*Given problem*
The data below is to be returned in full and exactly.

+++

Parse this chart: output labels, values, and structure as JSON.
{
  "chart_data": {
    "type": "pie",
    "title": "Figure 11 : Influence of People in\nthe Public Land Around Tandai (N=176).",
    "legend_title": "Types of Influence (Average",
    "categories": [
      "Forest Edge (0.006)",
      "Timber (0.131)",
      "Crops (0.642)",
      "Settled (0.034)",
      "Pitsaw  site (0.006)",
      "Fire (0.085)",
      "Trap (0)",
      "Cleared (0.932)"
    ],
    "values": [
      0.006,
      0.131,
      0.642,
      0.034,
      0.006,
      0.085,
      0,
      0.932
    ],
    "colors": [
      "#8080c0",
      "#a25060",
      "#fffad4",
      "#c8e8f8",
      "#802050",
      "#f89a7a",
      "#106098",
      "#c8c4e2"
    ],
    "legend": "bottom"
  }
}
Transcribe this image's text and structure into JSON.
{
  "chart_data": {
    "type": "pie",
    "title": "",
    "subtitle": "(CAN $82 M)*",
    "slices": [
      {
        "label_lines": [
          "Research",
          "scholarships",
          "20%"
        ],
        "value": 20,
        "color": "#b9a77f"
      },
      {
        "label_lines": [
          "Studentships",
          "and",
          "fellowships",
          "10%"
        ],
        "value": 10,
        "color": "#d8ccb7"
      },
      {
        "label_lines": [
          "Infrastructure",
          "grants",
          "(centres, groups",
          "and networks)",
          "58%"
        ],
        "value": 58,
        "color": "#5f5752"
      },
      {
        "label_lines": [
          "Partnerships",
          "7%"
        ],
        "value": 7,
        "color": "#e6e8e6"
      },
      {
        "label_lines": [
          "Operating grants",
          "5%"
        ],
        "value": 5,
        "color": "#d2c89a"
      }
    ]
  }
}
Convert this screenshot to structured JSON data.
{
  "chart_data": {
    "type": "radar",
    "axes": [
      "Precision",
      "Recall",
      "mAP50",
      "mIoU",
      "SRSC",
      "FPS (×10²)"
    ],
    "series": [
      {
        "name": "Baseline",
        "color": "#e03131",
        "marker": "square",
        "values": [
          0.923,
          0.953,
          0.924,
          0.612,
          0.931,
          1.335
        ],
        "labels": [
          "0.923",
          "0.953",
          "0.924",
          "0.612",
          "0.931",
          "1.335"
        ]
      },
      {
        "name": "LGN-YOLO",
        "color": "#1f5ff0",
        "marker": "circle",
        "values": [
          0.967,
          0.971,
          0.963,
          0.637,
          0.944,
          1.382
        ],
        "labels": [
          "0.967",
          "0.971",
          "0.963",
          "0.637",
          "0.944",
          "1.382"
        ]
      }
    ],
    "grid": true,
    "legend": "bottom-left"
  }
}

+++

*Final result*
Parse this chart: output labels, values, and structure as JSON.
{
  "chart_data": {
    "type": "pie",
    "title": "Figure 11 : Influence of People in\nthe Public Land Around Tandai (N=176).",
    "legend_title": "Types of Influence (Average",
    "categories": [
      "Forest Edge (0.006)",
      "Timber (0.131)",
      "Crops (0.642)",
      "Settled (0.034)",
      "Pitsaw  site (0.006)",
      "Fire (0.085)",
      "Trap (0)",
      "Cleared (0.932)"
    ],
    "values": [
      0.006,
      0.131,
      0.642,
      0.034,
      0.006,
      0.085,
      0,
      0.932
    ],
    "colors": [
      "#8080c0",
      "#a25060",
      "#fffad4",
      "#c8e8f8",
      "#802050",
      "#f89a7a",
      "#106098",
      "#c8c4e2"
    ],
    "legend": "bottom"
  }
}
Transcribe this image's text and structure into JSON.
{
  "chart_data": {
    "type": "pie",
    "title": "",
    "subtitle": "(CAN $82 M)*",
    "slices": [
      {
        "label_lines": [
          "Research",
          "scholarships",
          "20%"
        ],
        "value": 20,
        "color": "#b9a77f"
      },
      {
        "label_lines": [
          "Studentships",
          "and",
          "fellowships",
          "10%"
        ],
        "value": 10,
        "color": "#d8ccb7"
      },
      {
        "label_lines": [
          "Infrastructure",
          "grants",
          "(centres, groups",
          "and networks)",
          "58%"
        ],
        "value": 58,
        "color": "#5f5752"
      },
      {
        "label_lines": [
          "Partnerships",
          "7%"
        ],
        "value": 7,
        "color": "#e6e8e6"
      },
      {
        "label_lines": [
          "Operating grants",
          "5%"
        ],
        "value": 5,
        "color": "#d2c89a"
      }
    ]
  }
}
Convert this screenshot to structured JSON data.
{
  "chart_data": {
    "type": "radar",
    "axes": [
      "Precision",
      "Recall",
      "mAP50",
      "mIoU",
      "SRSC",
      "FPS (×10²)"
    ],
    "series": [
      {
        "name": "Baseline",
        "color": "#e03131",
        "marker": "square",
        "values": [
          0.923,
          0.953,
          0.924,
          0.612,
          0.931,
          1.335
        ],
        "labels": [
          "0.923",
          "0.953",
          "0.924",
          "0.612",
          "0.931",
          "1.335"
        ]
      },
      {
        "name": "LGN-YOLO",
        "color": "#1f5ff0",
        "marker": "circle",
        "values": [
          0.967,
          0.971,
          0.963,
          0.637,
          0.944,
          1.382
        ],
        "labels": [
          "0.967",
          "0.971",
          "0.963",
          "0.637",
          "0.944",
          "1.382"
        ]
      }
    ],
    "grid": true,
    "legend": "bottom-left"
  }
}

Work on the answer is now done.